◆ WHAT IS NEEDED: Look through the records below, and copy out every line that holds the string "title".

◆ DATASET ROWS:
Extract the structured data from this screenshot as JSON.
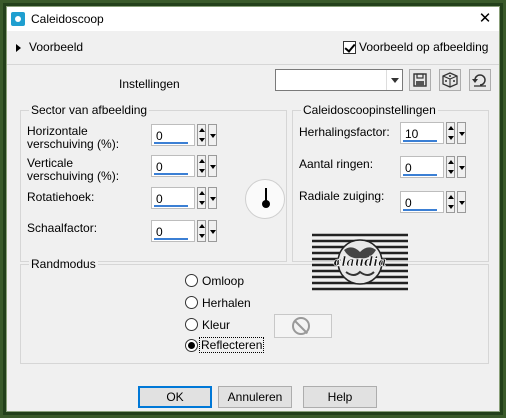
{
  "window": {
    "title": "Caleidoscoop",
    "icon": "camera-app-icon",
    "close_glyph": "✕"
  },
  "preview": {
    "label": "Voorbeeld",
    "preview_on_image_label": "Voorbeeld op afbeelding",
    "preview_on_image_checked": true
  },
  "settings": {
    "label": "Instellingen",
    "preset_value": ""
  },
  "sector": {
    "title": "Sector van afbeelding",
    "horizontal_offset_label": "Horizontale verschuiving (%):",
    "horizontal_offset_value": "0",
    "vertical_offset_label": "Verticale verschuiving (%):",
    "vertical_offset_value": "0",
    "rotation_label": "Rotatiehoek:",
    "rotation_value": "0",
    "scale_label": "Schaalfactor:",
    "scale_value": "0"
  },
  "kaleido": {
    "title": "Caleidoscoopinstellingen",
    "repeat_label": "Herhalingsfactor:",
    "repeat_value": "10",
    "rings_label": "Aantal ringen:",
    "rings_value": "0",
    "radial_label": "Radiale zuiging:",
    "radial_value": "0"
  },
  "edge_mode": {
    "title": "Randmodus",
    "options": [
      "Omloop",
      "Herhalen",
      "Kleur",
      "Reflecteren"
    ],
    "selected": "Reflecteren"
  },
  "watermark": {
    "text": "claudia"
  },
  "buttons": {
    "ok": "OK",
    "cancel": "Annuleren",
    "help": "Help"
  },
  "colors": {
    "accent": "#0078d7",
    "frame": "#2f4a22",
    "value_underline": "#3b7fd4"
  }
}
* * *
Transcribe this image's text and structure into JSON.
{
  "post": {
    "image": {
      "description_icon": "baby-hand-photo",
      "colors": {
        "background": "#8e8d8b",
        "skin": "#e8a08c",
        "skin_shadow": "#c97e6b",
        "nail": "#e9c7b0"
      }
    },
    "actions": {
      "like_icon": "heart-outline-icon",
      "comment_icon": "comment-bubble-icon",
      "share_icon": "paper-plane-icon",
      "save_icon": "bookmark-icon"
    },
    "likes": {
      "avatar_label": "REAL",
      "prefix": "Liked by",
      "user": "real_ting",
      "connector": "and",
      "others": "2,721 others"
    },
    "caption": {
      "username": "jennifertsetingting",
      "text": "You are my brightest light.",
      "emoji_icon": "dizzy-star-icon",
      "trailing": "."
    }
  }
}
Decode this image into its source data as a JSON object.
--
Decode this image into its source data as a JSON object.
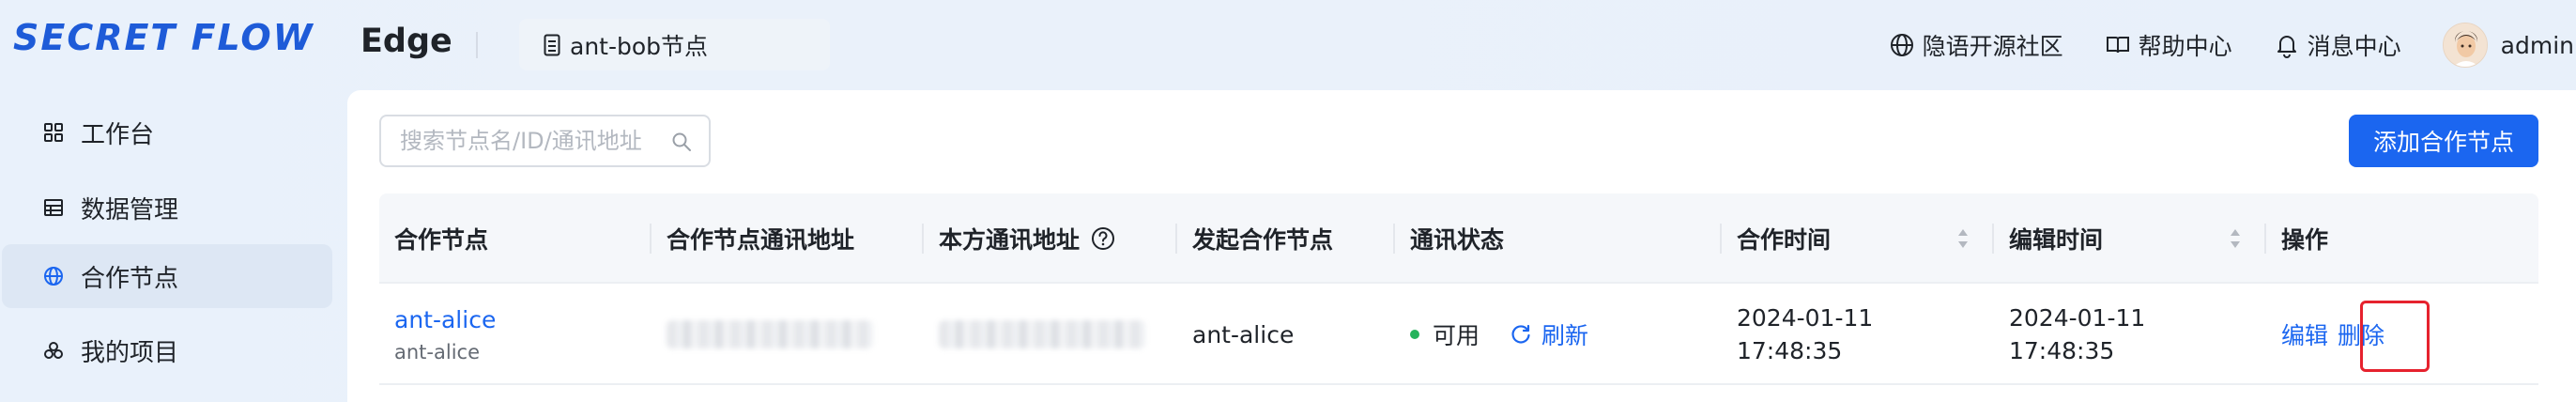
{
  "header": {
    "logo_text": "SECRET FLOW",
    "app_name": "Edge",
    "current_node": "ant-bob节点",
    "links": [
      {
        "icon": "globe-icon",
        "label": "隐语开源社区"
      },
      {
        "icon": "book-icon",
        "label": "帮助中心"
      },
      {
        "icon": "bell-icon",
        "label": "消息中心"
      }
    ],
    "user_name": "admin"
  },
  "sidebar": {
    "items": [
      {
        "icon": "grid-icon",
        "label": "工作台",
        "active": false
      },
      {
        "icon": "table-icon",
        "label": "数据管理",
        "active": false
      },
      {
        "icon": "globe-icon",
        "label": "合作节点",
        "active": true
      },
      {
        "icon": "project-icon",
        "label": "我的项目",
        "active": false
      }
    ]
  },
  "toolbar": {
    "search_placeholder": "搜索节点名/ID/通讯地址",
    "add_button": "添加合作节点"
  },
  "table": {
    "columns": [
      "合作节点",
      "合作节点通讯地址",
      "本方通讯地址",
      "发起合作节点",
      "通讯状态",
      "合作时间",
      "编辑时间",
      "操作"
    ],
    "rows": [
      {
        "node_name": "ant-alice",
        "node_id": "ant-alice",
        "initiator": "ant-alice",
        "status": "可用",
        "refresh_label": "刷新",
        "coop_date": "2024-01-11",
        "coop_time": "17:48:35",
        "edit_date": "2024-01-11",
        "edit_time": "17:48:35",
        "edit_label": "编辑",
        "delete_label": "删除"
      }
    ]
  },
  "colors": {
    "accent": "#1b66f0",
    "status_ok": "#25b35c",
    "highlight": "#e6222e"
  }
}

◆ EXERCISE RESULT:
    "title": "Caleidoscoop",
    "title": "Sector van afbeelding",
    "title": "Caleidoscoopinstellingen",
    "title": "Randmodus",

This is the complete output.